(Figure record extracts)
--

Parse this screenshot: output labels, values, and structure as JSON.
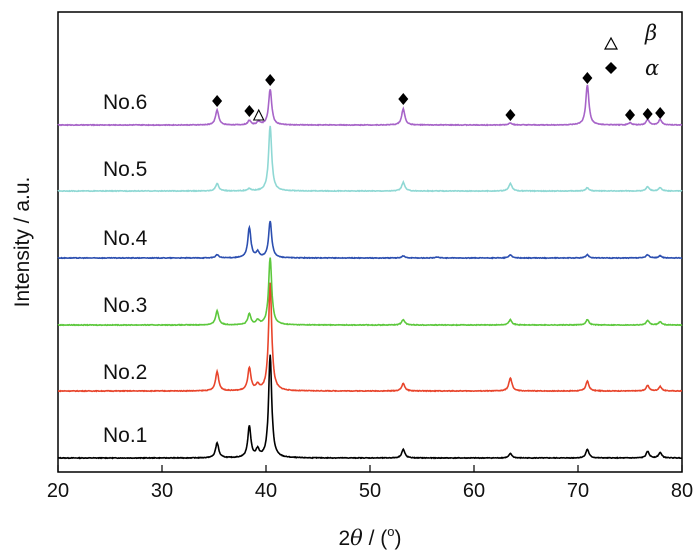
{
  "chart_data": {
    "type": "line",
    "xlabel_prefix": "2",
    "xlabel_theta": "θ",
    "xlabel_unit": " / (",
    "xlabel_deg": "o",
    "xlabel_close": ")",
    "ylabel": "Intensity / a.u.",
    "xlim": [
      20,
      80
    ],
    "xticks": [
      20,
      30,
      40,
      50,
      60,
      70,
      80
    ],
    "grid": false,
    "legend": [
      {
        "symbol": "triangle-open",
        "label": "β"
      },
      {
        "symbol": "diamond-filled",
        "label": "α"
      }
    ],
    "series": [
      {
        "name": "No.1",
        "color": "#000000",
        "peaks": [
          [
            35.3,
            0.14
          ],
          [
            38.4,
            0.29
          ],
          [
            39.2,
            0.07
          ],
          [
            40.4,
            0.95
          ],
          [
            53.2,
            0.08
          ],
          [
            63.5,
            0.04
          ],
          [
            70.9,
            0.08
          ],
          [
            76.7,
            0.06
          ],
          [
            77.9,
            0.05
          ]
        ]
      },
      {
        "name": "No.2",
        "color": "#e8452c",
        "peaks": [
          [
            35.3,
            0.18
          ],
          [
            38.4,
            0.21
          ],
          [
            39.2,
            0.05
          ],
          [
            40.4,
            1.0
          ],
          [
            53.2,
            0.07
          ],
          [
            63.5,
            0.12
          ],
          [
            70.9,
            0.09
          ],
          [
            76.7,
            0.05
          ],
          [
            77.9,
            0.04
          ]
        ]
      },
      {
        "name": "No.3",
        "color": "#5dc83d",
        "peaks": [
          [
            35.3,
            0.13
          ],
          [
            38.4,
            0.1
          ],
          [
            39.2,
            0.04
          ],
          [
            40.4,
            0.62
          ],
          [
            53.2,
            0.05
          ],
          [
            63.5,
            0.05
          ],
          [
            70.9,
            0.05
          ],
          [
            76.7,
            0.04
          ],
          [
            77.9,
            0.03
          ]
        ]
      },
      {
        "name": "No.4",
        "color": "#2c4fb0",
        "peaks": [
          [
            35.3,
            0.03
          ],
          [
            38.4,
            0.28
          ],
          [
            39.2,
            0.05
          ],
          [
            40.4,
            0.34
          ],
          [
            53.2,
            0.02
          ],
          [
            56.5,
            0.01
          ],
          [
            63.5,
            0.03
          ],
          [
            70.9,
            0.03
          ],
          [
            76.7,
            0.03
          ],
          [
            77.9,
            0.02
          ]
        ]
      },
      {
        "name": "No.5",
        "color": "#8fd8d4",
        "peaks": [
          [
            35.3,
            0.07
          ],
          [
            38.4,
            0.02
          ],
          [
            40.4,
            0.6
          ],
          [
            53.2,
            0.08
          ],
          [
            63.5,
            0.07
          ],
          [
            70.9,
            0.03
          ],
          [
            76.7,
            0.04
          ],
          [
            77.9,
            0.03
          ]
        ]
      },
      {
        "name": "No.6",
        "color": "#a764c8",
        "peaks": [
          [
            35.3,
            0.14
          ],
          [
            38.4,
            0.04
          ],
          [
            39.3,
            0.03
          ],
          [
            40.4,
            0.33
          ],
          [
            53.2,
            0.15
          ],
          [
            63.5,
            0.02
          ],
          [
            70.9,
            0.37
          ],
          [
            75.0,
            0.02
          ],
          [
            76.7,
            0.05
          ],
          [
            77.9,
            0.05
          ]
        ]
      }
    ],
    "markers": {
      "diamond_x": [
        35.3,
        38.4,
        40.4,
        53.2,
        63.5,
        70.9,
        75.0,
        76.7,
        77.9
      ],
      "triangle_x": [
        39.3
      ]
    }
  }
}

--

WHAT IS BEING ASKED -> Where a line holds "symbol", copy it out.

OUTPUT FOR THIS TASK ->
        "symbol": "triangle-open",
        "symbol": "diamond-filled",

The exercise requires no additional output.